**Exercise directions:** Take the material below and write it all out again exactly.

(Dataset excerpts)
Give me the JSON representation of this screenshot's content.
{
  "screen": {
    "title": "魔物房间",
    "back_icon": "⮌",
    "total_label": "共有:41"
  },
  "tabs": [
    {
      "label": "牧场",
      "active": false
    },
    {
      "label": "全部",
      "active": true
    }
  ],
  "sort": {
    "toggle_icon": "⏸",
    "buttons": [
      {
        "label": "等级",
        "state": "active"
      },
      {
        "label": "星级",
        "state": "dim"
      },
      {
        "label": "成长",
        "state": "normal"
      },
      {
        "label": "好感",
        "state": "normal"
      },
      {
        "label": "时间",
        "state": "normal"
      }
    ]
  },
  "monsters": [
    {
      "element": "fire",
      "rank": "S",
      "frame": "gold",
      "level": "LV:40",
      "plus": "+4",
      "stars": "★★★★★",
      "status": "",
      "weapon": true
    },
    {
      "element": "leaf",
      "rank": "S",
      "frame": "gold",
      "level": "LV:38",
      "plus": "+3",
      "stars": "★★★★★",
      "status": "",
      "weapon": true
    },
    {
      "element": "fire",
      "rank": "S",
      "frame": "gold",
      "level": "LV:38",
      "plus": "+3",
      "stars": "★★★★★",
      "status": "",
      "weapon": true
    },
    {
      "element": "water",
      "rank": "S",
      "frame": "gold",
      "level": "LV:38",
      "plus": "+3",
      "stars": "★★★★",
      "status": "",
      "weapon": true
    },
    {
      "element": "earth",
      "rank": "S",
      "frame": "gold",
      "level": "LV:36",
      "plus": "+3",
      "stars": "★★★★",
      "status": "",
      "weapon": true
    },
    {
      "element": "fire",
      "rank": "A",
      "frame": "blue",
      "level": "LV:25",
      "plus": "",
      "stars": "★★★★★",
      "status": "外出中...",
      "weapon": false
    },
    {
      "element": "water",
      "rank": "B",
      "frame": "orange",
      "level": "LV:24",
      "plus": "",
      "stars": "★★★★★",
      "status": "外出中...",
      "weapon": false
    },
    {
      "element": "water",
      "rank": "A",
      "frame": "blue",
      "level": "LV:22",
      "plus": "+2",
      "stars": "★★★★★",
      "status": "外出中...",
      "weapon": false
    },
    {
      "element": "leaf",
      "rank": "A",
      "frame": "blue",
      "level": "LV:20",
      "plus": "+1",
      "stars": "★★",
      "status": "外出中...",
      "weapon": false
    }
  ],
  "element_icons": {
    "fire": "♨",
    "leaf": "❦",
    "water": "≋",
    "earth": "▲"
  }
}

**Result for this exercise:**
Give me the JSON representation of this screenshot's content.
{
  "screen": {
    "title": "魔物房间",
    "back_icon": "⮌",
    "total_label": "共有:41"
  },
  "tabs": [
    {
      "label": "牧场",
      "active": false
    },
    {
      "label": "全部",
      "active": true
    }
  ],
  "sort": {
    "toggle_icon": "⏸",
    "buttons": [
      {
        "label": "等级",
        "state": "active"
      },
      {
        "label": "星级",
        "state": "dim"
      },
      {
        "label": "成长",
        "state": "normal"
      },
      {
        "label": "好感",
        "state": "normal"
      },
      {
        "label": "时间",
        "state": "normal"
      }
    ]
  },
  "monsters": [
    {
      "element": "fire",
      "rank": "S",
      "frame": "gold",
      "level": "LV:40",
      "plus": "+4",
      "stars": "★★★★★",
      "status": "",
      "weapon": true
    },
    {
      "element": "leaf",
      "rank": "S",
      "frame": "gold",
      "level": "LV:38",
      "plus": "+3",
      "stars": "★★★★★",
      "status": "",
      "weapon": true
    },
    {
      "element": "fire",
      "rank": "S",
      "frame": "gold",
      "level": "LV:38",
      "plus": "+3",
      "stars": "★★★★★",
      "status": "",
      "weapon": true
    },
    {
      "element": "water",
      "rank": "S",
      "frame": "gold",
      "level": "LV:38",
      "plus": "+3",
      "stars": "★★★★",
      "status": "",
      "weapon": true
    },
    {
      "element": "earth",
      "rank": "S",
      "frame": "gold",
      "level": "LV:36",
      "plus": "+3",
      "stars": "★★★★",
      "status": "",
      "weapon": true
    },
    {
      "element": "fire",
      "rank": "A",
      "frame": "blue",
      "level": "LV:25",
      "plus": "",
      "stars": "★★★★★",
      "status": "外出中...",
      "weapon": false
    },
    {
      "element": "water",
      "rank": "B",
      "frame": "orange",
      "level": "LV:24",
      "plus": "",
      "stars": "★★★★★",
      "status": "外出中...",
      "weapon": false
    },
    {
      "element": "water",
      "rank": "A",
      "frame": "blue",
      "level": "LV:22",
      "plus": "+2",
      "stars": "★★★★★",
      "status": "外出中...",
      "weapon": false
    },
    {
      "element": "leaf",
      "rank": "A",
      "frame": "blue",
      "level": "LV:20",
      "plus": "+1",
      "stars": "★★",
      "status": "外出中...",
      "weapon": false
    }
  ],
  "element_icons": {
    "fire": "♨",
    "leaf": "❦",
    "water": "≋",
    "earth": "▲"
  }
}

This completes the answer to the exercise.